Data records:
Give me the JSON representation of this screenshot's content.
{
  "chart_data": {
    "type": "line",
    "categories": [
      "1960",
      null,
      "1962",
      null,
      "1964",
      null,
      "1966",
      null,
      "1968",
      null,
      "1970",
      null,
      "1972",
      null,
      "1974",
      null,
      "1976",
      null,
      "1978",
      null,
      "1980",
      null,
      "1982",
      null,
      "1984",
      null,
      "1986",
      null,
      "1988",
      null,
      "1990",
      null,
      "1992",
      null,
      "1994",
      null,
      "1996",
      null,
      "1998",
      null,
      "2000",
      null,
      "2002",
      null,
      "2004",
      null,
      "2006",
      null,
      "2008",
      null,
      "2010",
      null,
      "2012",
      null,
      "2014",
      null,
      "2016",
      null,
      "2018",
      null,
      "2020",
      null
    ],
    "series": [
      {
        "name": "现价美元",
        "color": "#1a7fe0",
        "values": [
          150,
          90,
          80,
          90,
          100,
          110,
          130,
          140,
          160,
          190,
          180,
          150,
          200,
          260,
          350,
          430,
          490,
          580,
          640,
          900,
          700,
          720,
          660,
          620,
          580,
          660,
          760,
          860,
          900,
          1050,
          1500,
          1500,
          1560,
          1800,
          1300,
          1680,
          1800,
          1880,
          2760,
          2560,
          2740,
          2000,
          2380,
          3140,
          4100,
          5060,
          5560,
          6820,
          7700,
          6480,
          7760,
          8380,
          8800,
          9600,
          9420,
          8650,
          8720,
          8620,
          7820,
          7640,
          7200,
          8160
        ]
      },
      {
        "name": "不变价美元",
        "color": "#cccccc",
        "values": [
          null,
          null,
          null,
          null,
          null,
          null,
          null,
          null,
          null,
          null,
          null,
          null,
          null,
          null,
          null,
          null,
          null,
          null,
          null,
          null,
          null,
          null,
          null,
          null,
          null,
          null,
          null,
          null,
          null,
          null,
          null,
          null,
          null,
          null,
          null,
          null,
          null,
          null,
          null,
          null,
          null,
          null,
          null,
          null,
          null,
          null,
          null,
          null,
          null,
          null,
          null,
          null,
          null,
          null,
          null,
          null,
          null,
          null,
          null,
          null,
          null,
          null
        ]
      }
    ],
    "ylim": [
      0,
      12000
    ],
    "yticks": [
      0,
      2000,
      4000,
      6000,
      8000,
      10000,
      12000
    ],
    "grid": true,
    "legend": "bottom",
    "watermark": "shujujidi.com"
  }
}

-- Direction --
Extract every entry above as it appears.

-- Answer to the problem --
Give me the JSON representation of this screenshot's content.
{
  "chart_data": {
    "type": "line",
    "categories": [
      "1960",
      null,
      "1962",
      null,
      "1964",
      null,
      "1966",
      null,
      "1968",
      null,
      "1970",
      null,
      "1972",
      null,
      "1974",
      null,
      "1976",
      null,
      "1978",
      null,
      "1980",
      null,
      "1982",
      null,
      "1984",
      null,
      "1986",
      null,
      "1988",
      null,
      "1990",
      null,
      "1992",
      null,
      "1994",
      null,
      "1996",
      null,
      "1998",
      null,
      "2000",
      null,
      "2002",
      null,
      "2004",
      null,
      "2006",
      null,
      "2008",
      null,
      "2010",
      null,
      "2012",
      null,
      "2014",
      null,
      "2016",
      null,
      "2018",
      null,
      "2020",
      null
    ],
    "series": [
      {
        "name": "现价美元",
        "color": "#1a7fe0",
        "values": [
          150,
          90,
          80,
          90,
          100,
          110,
          130,
          140,
          160,
          190,
          180,
          150,
          200,
          260,
          350,
          430,
          490,
          580,
          640,
          900,
          700,
          720,
          660,
          620,
          580,
          660,
          760,
          860,
          900,
          1050,
          1500,
          1500,
          1560,
          1800,
          1300,
          1680,
          1800,
          1880,
          2760,
          2560,
          2740,
          2000,
          2380,
          3140,
          4100,
          5060,
          5560,
          6820,
          7700,
          6480,
          7760,
          8380,
          8800,
          9600,
          9420,
          8650,
          8720,
          8620,
          7820,
          7640,
          7200,
          8160
        ]
      },
      {
        "name": "不变价美元",
        "color": "#cccccc",
        "values": [
          null,
          null,
          null,
          null,
          null,
          null,
          null,
          null,
          null,
          null,
          null,
          null,
          null,
          null,
          null,
          null,
          null,
          null,
          null,
          null,
          null,
          null,
          null,
          null,
          null,
          null,
          null,
          null,
          null,
          null,
          null,
          null,
          null,
          null,
          null,
          null,
          null,
          null,
          null,
          null,
          null,
          null,
          null,
          null,
          null,
          null,
          null,
          null,
          null,
          null,
          null,
          null,
          null,
          null,
          null,
          null,
          null,
          null,
          null,
          null,
          null,
          null
        ]
      }
    ],
    "ylim": [
      0,
      12000
    ],
    "yticks": [
      0,
      2000,
      4000,
      6000,
      8000,
      10000,
      12000
    ],
    "grid": true,
    "legend": "bottom",
    "watermark": "shujujidi.com"
  }
}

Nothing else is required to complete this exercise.